Records:

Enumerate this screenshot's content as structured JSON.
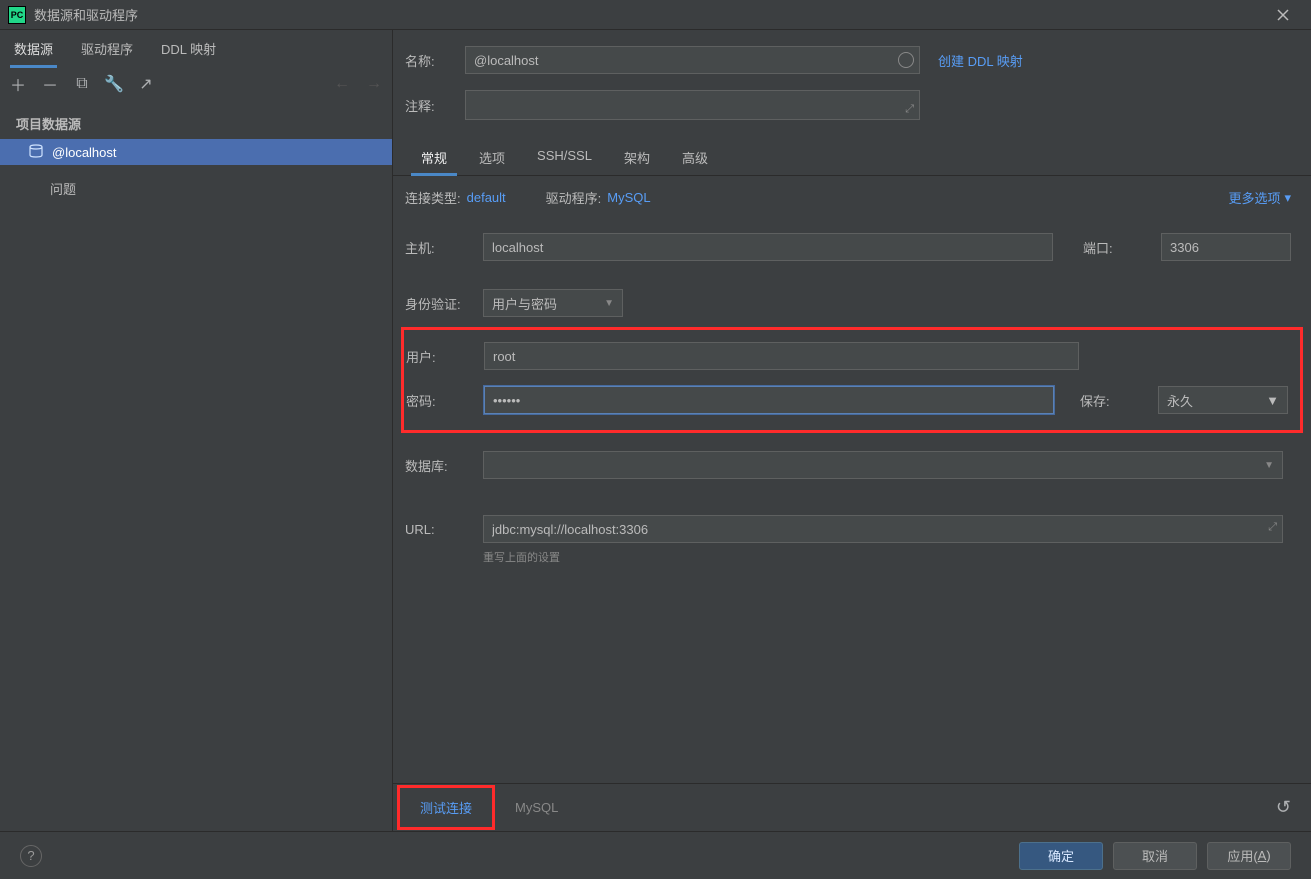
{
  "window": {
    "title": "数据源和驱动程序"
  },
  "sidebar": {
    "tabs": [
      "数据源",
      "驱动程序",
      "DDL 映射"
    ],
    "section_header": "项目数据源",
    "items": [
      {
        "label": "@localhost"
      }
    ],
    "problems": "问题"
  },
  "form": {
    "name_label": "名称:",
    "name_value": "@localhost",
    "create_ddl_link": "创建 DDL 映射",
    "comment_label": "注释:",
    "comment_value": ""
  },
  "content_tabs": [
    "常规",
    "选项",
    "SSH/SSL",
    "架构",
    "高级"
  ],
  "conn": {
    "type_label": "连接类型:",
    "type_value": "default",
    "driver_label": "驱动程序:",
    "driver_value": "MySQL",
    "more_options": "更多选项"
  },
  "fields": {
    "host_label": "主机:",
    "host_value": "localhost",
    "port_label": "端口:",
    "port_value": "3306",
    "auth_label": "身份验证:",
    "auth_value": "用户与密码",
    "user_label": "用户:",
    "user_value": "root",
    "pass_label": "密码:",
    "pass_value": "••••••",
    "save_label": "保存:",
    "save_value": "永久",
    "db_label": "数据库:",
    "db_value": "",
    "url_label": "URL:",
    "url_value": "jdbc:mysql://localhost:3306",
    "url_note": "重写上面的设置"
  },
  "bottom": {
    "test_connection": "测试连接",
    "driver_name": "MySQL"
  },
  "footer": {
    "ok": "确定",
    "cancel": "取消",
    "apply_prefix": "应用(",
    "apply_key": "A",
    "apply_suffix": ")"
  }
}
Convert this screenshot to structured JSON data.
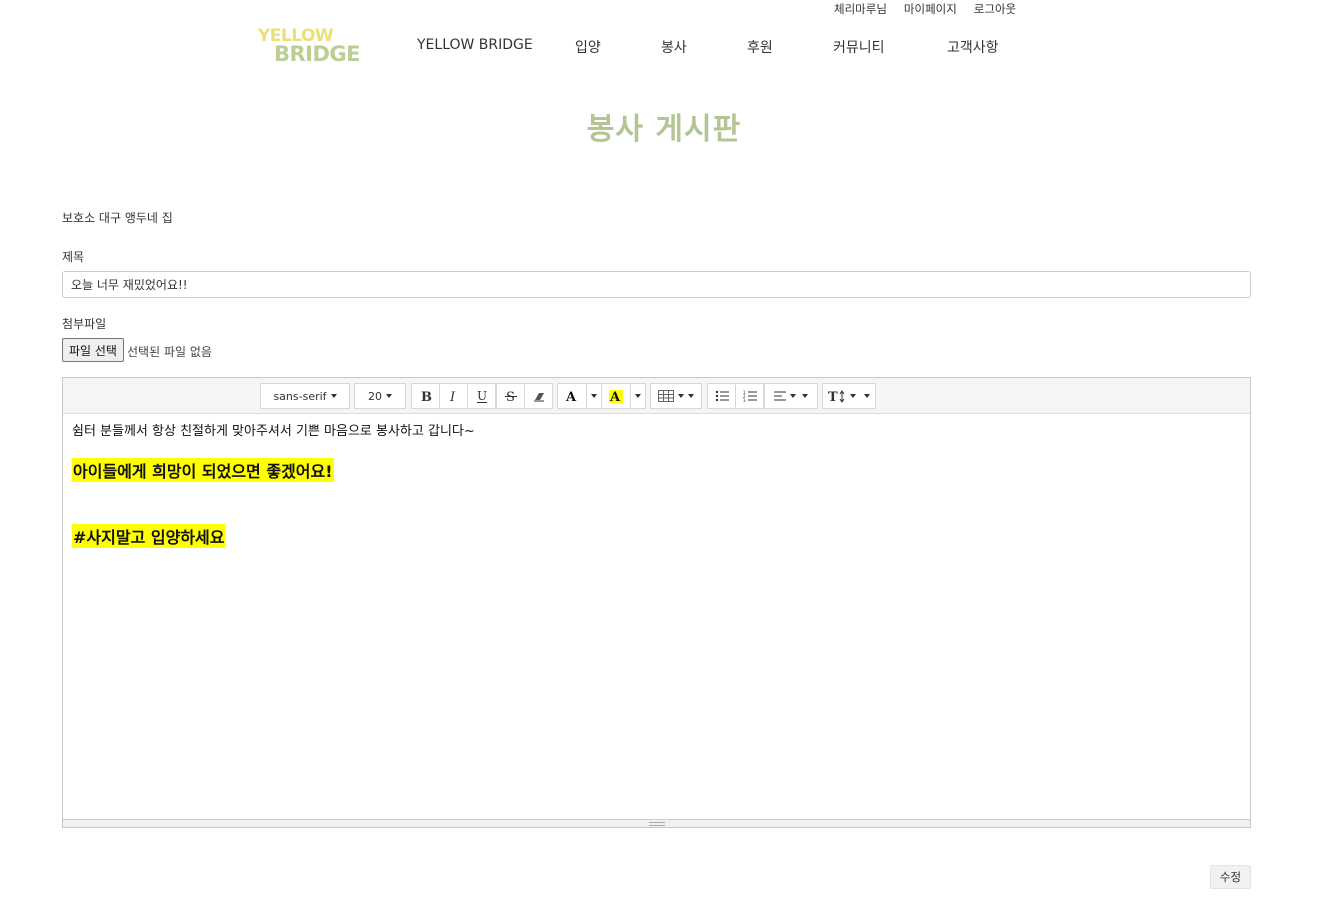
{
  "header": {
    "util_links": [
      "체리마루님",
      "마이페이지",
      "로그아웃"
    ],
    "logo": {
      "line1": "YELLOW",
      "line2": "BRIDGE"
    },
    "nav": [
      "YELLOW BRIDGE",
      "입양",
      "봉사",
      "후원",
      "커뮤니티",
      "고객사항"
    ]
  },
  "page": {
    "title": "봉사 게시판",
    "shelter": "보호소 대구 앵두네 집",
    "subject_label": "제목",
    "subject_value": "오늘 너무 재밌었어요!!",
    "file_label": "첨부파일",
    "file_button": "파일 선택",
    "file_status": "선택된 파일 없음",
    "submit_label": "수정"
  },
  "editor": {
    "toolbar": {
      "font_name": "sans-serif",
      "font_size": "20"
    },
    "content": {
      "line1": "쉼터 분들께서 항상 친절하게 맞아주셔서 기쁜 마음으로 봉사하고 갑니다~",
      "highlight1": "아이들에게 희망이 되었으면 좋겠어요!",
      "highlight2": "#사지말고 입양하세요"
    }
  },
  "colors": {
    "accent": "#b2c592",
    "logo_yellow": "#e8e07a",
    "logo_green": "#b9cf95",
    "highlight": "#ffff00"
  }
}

* STATED PROBLEM: Find the lines holding "structured" and list every one.

* CORRECT OUTPUT:
Enumerate this screenshot's content as structured JSON.
Convert this screenshot to structured JSON data.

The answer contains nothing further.